:: TASK INPUT ::

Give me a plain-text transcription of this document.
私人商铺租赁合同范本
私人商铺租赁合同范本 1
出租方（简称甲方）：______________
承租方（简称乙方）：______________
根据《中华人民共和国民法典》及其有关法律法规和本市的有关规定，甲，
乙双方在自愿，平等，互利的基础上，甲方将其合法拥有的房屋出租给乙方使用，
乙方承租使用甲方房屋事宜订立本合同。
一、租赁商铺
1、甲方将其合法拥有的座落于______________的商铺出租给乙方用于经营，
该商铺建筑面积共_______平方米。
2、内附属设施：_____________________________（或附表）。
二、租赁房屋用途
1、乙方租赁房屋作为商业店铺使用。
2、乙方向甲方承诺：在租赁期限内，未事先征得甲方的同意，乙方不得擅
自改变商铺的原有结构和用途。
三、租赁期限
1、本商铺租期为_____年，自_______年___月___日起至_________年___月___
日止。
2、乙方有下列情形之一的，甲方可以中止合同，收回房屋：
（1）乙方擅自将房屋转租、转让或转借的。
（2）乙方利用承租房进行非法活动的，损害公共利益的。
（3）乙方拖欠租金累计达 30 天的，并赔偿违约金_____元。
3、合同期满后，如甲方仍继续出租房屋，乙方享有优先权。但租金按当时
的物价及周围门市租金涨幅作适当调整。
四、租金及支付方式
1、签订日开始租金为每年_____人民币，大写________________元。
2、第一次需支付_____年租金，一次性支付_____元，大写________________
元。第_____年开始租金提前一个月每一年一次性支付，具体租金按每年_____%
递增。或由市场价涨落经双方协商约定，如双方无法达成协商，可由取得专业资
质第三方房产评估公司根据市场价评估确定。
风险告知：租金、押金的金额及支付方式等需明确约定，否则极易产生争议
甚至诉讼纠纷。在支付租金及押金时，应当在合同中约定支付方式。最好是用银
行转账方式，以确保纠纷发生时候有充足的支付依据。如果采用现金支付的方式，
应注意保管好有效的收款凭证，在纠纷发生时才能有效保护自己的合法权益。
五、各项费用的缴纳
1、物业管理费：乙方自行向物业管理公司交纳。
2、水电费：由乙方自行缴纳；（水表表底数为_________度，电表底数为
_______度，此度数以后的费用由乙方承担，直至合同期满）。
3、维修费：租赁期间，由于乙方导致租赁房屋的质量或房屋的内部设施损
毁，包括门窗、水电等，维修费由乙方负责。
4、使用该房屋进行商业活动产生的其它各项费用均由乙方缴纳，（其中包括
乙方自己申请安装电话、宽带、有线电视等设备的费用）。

:::

» **EXERCISE DESCRIPTION**:
The records above are to be copied in full, exactly as written.

» **EXPECTED ANSWER**:
Give me a plain-text transcription of this document.
私人商铺租赁合同范本
私人商铺租赁合同范本 1
出租方（简称甲方）：______________
承租方（简称乙方）：______________
根据《中华人民共和国民法典》及其有关法律法规和本市的有关规定，甲，
乙双方在自愿，平等，互利的基础上，甲方将其合法拥有的房屋出租给乙方使用，
乙方承租使用甲方房屋事宜订立本合同。
一、租赁商铺
1、甲方将其合法拥有的座落于______________的商铺出租给乙方用于经营，
该商铺建筑面积共_______平方米。
2、内附属设施：_____________________________（或附表）。
二、租赁房屋用途
1、乙方租赁房屋作为商业店铺使用。
2、乙方向甲方承诺：在租赁期限内，未事先征得甲方的同意，乙方不得擅
自改变商铺的原有结构和用途。
三、租赁期限
1、本商铺租期为_____年，自_______年___月___日起至_________年___月___
日止。
2、乙方有下列情形之一的，甲方可以中止合同，收回房屋：
（1）乙方擅自将房屋转租、转让或转借的。
（2）乙方利用承租房进行非法活动的，损害公共利益的。
（3）乙方拖欠租金累计达 30 天的，并赔偿违约金_____元。
3、合同期满后，如甲方仍继续出租房屋，乙方享有优先权。但租金按当时
的物价及周围门市租金涨幅作适当调整。
四、租金及支付方式
1、签订日开始租金为每年_____人民币，大写________________元。
2、第一次需支付_____年租金，一次性支付_____元，大写________________
元。第_____年开始租金提前一个月每一年一次性支付，具体租金按每年_____%
递增。或由市场价涨落经双方协商约定，如双方无法达成协商，可由取得专业资
质第三方房产评估公司根据市场价评估确定。
风险告知：租金、押金的金额及支付方式等需明确约定，否则极易产生争议
甚至诉讼纠纷。在支付租金及押金时，应当在合同中约定支付方式。最好是用银
行转账方式，以确保纠纷发生时候有充足的支付依据。如果采用现金支付的方式，
应注意保管好有效的收款凭证，在纠纷发生时才能有效保护自己的合法权益。
五、各项费用的缴纳
1、物业管理费：乙方自行向物业管理公司交纳。
2、水电费：由乙方自行缴纳；（水表表底数为_________度，电表底数为
_______度，此度数以后的费用由乙方承担，直至合同期满）。
3、维修费：租赁期间，由于乙方导致租赁房屋的质量或房屋的内部设施损
毁，包括门窗、水电等，维修费由乙方负责。
4、使用该房屋进行商业活动产生的其它各项费用均由乙方缴纳，（其中包括
乙方自己申请安装电话、宽带、有线电视等设备的费用）。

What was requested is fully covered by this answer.